TEXTE FOURNI »
Hier soir, à la télé passait un documentaire-reportage sur la greffe du visage !
Isabelle a été sauvagement mordu par un chien, qui lui a laissé un trou béant à la place du nez, des lèvres et d'une partie du menton !
Comment peut-on vivre avec une mutilation pareille ? Sachant surtout l'importance de l'apparence dans notre société, que le regard des autres sur les différences (physiques ou autres) peut être dévastateur.
Comme le disait le reportage et les avis des psy, il n'y avait aucun risque vital pour elle de vivre ainsi, mais un risque psychologique énorme de perdre justement l'envie de vivre dans cet état !
Pour la première fois a donc été réalisée une greffe du visage !
Avec toutes les questions éthiques que posent évidemment cette technique !
Dans l'imaginaire collectif, cette greffe c'est comme si on prenait le visage d'une personne décédée pour le "coller" sur celui du receveur !
Dans la pratique, c'est pas exactement ça.
Savoir que le squelette humain, que les os du crâne et de la face nous sont bien propres et que ce sont eux qui définissent nos traits.
Le reportage a montré une partie de l'opération, c'était tout simplement extraordinaire !
J'ai une grande admiration pour les chirurgiens, ils ont une technique, une finesse,une précision dans les gestes qui frôlent la perfection.

JEU D'ENREGISTREMENTS »
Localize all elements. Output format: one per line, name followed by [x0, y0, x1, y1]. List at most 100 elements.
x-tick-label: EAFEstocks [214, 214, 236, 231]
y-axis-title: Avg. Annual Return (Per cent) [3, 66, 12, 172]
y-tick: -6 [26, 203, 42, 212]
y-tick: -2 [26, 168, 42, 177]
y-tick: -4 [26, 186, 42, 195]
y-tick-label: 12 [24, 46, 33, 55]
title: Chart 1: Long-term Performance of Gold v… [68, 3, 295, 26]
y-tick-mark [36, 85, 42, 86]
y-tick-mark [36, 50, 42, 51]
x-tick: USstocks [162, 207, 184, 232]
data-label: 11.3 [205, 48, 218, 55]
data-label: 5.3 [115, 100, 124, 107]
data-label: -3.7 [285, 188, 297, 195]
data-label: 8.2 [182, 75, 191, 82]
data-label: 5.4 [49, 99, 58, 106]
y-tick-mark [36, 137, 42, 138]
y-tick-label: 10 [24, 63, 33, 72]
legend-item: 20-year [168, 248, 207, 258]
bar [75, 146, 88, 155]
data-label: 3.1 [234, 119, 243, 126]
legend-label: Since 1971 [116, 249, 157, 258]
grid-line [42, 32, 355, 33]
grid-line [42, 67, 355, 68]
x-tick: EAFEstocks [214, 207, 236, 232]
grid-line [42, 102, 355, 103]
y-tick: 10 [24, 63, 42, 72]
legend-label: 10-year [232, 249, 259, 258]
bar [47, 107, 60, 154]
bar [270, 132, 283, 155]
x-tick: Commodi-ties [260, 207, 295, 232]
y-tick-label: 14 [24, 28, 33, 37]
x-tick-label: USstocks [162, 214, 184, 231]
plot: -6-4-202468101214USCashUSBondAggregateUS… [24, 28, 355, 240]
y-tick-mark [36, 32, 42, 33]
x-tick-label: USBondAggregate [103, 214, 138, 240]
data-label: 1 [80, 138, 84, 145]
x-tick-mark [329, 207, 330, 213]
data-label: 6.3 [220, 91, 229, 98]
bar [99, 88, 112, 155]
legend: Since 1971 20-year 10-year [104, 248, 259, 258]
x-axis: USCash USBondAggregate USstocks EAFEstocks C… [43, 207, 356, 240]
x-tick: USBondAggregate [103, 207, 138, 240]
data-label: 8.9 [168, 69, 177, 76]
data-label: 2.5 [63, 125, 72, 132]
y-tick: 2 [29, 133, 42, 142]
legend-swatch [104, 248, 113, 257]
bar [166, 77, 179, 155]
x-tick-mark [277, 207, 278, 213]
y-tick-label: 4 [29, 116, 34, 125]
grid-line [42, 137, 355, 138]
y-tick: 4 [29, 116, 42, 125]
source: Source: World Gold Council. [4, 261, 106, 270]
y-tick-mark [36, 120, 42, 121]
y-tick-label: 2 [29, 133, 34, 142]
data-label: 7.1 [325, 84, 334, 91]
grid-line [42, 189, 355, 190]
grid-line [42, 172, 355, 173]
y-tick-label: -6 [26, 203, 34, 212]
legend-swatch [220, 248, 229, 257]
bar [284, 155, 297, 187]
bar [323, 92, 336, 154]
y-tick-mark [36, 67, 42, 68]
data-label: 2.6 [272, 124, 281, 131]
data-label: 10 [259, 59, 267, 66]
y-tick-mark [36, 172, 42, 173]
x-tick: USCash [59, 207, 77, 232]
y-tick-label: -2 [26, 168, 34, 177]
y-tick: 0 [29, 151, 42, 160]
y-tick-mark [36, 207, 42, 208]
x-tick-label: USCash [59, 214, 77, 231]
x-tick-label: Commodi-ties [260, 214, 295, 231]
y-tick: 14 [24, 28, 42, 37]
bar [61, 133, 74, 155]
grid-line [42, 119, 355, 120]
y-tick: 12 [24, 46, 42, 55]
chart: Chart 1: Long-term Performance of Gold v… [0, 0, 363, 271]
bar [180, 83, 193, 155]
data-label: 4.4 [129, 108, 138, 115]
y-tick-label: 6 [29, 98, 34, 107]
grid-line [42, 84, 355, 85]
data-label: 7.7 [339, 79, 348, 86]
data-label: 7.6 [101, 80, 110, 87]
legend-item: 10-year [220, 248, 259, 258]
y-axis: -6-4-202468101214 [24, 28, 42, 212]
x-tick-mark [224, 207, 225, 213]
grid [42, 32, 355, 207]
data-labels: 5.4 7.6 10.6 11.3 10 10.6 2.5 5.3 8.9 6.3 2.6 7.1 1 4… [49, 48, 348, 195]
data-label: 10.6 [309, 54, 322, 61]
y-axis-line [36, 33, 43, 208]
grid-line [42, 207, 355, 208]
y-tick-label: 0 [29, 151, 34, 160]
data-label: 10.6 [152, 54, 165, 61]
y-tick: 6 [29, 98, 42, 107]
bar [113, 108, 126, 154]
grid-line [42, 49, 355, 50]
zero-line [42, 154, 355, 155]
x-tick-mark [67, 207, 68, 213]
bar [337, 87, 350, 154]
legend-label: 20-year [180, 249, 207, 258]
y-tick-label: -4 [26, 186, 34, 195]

CONSIGNE » Prolongez le texte sur la greffe du visage en reprenant après sa dernière phrase. Les enregistrements proviennent d'une autre source que le texte.

RÉPONSE »
A un moment, quand l'opération est pratiquement terminée, on voit le tissu reprendre vie, la peau rougire, les lèvres se redessiner.
On voit aussi l'émotion de tous ces médecins, infirmiers, soignants qui réalisent la prouesse qu'ils viennent de réaliser et aussi que cette femme peut reprendre l'espoir d'avoir une vie meilleure.
Le résultat est spectaculaire, j'avais imaginé un peu comme dans les films d'horreur, un rabibochage du genre Frankeinstein. Pas du tout !
Je me suis fais la réflexion que le chirurgien (quel qui soit) doit se sentir souvent tout puissant face à ses oeuvres ! (il est bon pourtant que chacun se souvienne qu'il est un homme pour le bien et la compréhension des patients).
Evidemment, est soulevée dans ce genre de prouesse la question d'éthique !
Une greffe de rein, d'organe est invisible à l'oeil, le visage fait partie d'un mode de reconnaissance, on identifie une personne grâce à lui.
C'est difficile.
Difficile pour la famille du donneur, et d'une générosité incroyable que d'accepter ce don.
Difficile d'imaginer combien cela a du être pénible pour eux.
Difficile pour le receveur d'accepter ce don.
Je pense que son imaginaire aussi a dû bien travailler en attendant la greffe.
Elle disait d'ailleurs qu'elle attendait le décès de quelqu'un pour pouvoir revivre et que c'était horrible d'avoir des pensées comme celle-là !
Horrible mais profondément humain.
En voyant le résultat de cette prouesse technique, on mesure toute l'étendue, toute la portée du geste.
On mesure le formidable espoir que cela représente pour de nombreux accidentés qui vivent cloitrés, à l'abri du regard des autres.
On mesure les extraordinaires avancées de la médecine moderne, et toutes les dérives qui pourraient en découler.
On mesure enfin et surtout l'incroyable générosité de l'être humain, sa capacité à aimer au delà de tout.
On se dit que tout n'est pas perdu dans ce monde où règne si souvent la violence et la bêtise.
A ma manière, je rends ici hommage aux donneurs et à leur famille, qu'ils soient remerciés de leur geste généreux.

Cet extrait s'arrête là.